— BEGIN The records —

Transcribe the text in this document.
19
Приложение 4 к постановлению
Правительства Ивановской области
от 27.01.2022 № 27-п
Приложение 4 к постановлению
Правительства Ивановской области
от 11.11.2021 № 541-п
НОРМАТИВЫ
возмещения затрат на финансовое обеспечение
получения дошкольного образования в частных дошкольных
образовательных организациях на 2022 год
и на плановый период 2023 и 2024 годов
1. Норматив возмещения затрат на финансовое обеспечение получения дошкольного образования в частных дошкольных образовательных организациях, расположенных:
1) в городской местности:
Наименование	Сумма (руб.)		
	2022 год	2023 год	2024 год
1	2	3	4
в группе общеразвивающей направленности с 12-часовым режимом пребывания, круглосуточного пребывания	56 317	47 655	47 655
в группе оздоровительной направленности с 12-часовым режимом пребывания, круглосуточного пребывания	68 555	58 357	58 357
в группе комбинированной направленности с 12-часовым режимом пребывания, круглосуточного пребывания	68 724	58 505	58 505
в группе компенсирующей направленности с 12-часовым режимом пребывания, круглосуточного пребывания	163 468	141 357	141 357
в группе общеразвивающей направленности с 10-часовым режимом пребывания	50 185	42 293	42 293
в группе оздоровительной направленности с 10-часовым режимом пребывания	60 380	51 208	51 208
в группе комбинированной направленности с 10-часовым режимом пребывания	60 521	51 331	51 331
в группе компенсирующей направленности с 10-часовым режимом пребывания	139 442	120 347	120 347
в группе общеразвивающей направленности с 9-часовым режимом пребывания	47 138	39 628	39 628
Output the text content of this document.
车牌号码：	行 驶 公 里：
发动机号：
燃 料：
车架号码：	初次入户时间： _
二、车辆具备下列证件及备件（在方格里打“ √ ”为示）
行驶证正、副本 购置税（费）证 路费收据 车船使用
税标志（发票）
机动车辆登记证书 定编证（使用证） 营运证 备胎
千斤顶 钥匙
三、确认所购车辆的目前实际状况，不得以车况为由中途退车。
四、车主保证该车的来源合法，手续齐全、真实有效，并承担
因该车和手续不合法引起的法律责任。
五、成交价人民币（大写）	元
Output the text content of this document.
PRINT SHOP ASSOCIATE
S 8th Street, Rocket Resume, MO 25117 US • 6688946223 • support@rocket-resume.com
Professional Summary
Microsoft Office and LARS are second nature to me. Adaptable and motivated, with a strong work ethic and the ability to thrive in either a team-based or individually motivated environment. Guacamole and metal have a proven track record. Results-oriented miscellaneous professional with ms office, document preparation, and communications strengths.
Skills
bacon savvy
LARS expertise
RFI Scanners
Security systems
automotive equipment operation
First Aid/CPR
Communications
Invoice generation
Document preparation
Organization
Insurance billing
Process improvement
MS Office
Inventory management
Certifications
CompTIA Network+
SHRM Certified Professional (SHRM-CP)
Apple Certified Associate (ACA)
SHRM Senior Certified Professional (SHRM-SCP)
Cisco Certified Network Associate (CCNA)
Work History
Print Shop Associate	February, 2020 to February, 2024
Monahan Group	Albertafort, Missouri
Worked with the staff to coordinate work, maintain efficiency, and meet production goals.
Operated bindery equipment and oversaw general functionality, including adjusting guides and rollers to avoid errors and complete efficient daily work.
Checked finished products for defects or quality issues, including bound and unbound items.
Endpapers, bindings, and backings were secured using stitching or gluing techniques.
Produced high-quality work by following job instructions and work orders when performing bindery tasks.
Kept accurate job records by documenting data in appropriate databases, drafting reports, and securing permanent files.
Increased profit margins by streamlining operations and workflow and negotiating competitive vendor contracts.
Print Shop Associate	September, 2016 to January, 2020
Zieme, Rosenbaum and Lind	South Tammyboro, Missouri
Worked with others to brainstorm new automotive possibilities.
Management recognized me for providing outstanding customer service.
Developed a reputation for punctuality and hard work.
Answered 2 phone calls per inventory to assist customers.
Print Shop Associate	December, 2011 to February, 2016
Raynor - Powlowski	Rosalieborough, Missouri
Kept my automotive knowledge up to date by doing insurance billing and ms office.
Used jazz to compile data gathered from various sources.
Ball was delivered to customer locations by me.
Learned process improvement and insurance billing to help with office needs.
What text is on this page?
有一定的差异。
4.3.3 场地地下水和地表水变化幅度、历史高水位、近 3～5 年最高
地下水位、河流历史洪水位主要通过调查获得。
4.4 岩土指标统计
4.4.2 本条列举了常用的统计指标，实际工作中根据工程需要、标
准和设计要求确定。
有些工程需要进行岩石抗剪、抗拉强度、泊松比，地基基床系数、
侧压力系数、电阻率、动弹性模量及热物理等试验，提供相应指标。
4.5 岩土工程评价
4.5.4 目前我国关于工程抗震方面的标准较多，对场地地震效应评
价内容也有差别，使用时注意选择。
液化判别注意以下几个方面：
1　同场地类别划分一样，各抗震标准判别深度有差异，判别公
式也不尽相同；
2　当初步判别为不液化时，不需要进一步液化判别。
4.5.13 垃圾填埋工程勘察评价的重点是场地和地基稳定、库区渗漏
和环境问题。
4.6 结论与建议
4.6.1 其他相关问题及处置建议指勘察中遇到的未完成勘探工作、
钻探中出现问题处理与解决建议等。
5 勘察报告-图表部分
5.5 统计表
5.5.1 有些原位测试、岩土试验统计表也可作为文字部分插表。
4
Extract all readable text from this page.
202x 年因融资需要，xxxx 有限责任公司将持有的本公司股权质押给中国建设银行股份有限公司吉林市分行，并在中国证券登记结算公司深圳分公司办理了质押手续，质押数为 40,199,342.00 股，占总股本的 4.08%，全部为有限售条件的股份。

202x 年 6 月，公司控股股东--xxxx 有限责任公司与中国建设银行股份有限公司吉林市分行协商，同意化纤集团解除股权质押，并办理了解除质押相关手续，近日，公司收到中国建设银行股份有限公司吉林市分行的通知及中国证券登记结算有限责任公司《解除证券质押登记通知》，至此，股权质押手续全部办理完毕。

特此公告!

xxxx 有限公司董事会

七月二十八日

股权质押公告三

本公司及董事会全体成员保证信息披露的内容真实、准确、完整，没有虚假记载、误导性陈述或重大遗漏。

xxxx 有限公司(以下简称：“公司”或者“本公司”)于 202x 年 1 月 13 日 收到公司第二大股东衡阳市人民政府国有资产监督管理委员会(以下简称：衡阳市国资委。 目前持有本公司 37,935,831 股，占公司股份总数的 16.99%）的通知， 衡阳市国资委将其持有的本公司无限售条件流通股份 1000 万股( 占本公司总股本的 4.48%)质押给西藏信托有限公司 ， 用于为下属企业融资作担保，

— END The records —

#### [Task brief]
Give back the lines of the listing from the one with "What text is on this page?" through the end, both included, exactly as written and with nothing added.

#### [Exercise output]
What text is on this page?
有一定的差异。
4.3.3 场地地下水和地表水变化幅度、历史高水位、近 3～5 年最高
地下水位、河流历史洪水位主要通过调查获得。
4.4 岩土指标统计
4.4.2 本条列举了常用的统计指标，实际工作中根据工程需要、标
准和设计要求确定。
有些工程需要进行岩石抗剪、抗拉强度、泊松比，地基基床系数、
侧压力系数、电阻率、动弹性模量及热物理等试验，提供相应指标。
4.5 岩土工程评价
4.5.4 目前我国关于工程抗震方面的标准较多，对场地地震效应评
价内容也有差别，使用时注意选择。
液化判别注意以下几个方面：
1　同场地类别划分一样，各抗震标准判别深度有差异，判别公
式也不尽相同；
2　当初步判别为不液化时，不需要进一步液化判别。
4.5.13 垃圾填埋工程勘察评价的重点是场地和地基稳定、库区渗漏
和环境问题。
4.6 结论与建议
4.6.1 其他相关问题及处置建议指勘察中遇到的未完成勘探工作、
钻探中出现问题处理与解决建议等。
5 勘察报告-图表部分
5.5 统计表
5.5.1 有些原位测试、岩土试验统计表也可作为文字部分插表。
4
Extract all readable text from this page.
202x 年因融资需要，xxxx 有限责任公司将持有的本公司股权质押给中国建设银行股份有限公司吉林市分行，并在中国证券登记结算公司深圳分公司办理了质押手续，质押数为 40,199,342.00 股，占总股本的 4.08%，全部为有限售条件的股份。

202x 年 6 月，公司控股股东--xxxx 有限责任公司与中国建设银行股份有限公司吉林市分行协商，同意化纤集团解除股权质押，并办理了解除质押相关手续，近日，公司收到中国建设银行股份有限公司吉林市分行的通知及中国证券登记结算有限责任公司《解除证券质押登记通知》，至此，股权质押手续全部办理完毕。

特此公告!

xxxx 有限公司董事会

七月二十八日

股权质押公告三

本公司及董事会全体成员保证信息披露的内容真实、准确、完整，没有虚假记载、误导性陈述或重大遗漏。

xxxx 有限公司(以下简称：“公司”或者“本公司”)于 202x 年 1 月 13 日 收到公司第二大股东衡阳市人民政府国有资产监督管理委员会(以下简称：衡阳市国资委。 目前持有本公司 37,935,831 股，占公司股份总数的 16.99%）的通知， 衡阳市国资委将其持有的本公司无限售条件流通股份 1000 万股( 占本公司总股本的 4.48%)质押给西藏信托有限公司 ， 用于为下属企业融资作担保，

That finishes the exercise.